#### Problem requirements:
Type out the complete listing below word for word, without its pictures.

#### Records about charts and figures:
——
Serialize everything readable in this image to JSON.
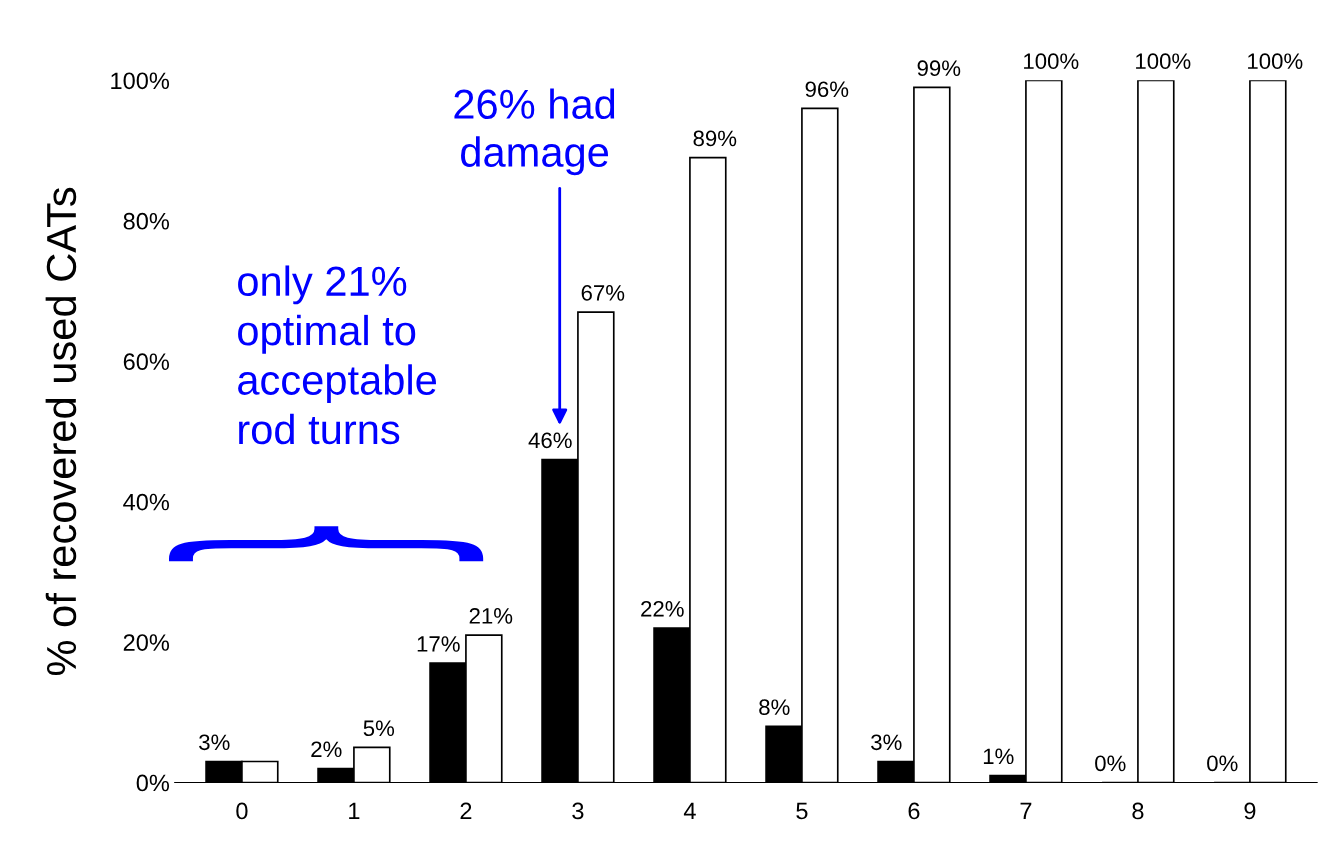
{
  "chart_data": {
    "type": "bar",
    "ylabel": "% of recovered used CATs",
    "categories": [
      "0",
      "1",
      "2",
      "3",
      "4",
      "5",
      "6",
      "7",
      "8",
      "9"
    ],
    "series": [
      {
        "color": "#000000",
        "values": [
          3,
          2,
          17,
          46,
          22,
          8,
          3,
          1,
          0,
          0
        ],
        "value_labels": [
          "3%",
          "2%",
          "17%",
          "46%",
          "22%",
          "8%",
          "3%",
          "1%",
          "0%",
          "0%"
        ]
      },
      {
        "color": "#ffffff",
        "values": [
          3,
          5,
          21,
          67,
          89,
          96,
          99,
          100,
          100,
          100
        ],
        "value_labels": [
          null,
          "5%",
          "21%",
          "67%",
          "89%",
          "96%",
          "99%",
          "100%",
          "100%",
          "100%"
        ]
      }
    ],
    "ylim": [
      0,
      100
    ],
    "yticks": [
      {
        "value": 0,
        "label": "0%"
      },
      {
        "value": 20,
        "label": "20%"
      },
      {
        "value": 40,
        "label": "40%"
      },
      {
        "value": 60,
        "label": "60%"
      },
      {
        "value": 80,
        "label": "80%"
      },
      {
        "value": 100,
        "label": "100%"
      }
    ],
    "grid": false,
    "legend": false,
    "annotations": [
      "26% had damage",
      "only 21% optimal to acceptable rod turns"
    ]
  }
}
——
#### Written reply:
Serialize everything readable in this image to JSON.
{
  "chart_data": {
    "type": "bar",
    "ylabel": "% of recovered used CATs",
    "categories": [
      "0",
      "1",
      "2",
      "3",
      "4",
      "5",
      "6",
      "7",
      "8",
      "9"
    ],
    "series": [
      {
        "color": "#000000",
        "values": [
          3,
          2,
          17,
          46,
          22,
          8,
          3,
          1,
          0,
          0
        ],
        "value_labels": [
          "3%",
          "2%",
          "17%",
          "46%",
          "22%",
          "8%",
          "3%",
          "1%",
          "0%",
          "0%"
        ]
      },
      {
        "color": "#ffffff",
        "values": [
          3,
          5,
          21,
          67,
          89,
          96,
          99,
          100,
          100,
          100
        ],
        "value_labels": [
          null,
          "5%",
          "21%",
          "67%",
          "89%",
          "96%",
          "99%",
          "100%",
          "100%",
          "100%"
        ]
      }
    ],
    "ylim": [
      0,
      100
    ],
    "yticks": [
      {
        "value": 0,
        "label": "0%"
      },
      {
        "value": 20,
        "label": "20%"
      },
      {
        "value": 40,
        "label": "40%"
      },
      {
        "value": 60,
        "label": "60%"
      },
      {
        "value": 80,
        "label": "80%"
      },
      {
        "value": 100,
        "label": "100%"
      }
    ],
    "grid": false,
    "legend": false,
    "annotations": [
      "26% had damage",
      "only 21% optimal to acceptable rod turns"
    ]
  }
}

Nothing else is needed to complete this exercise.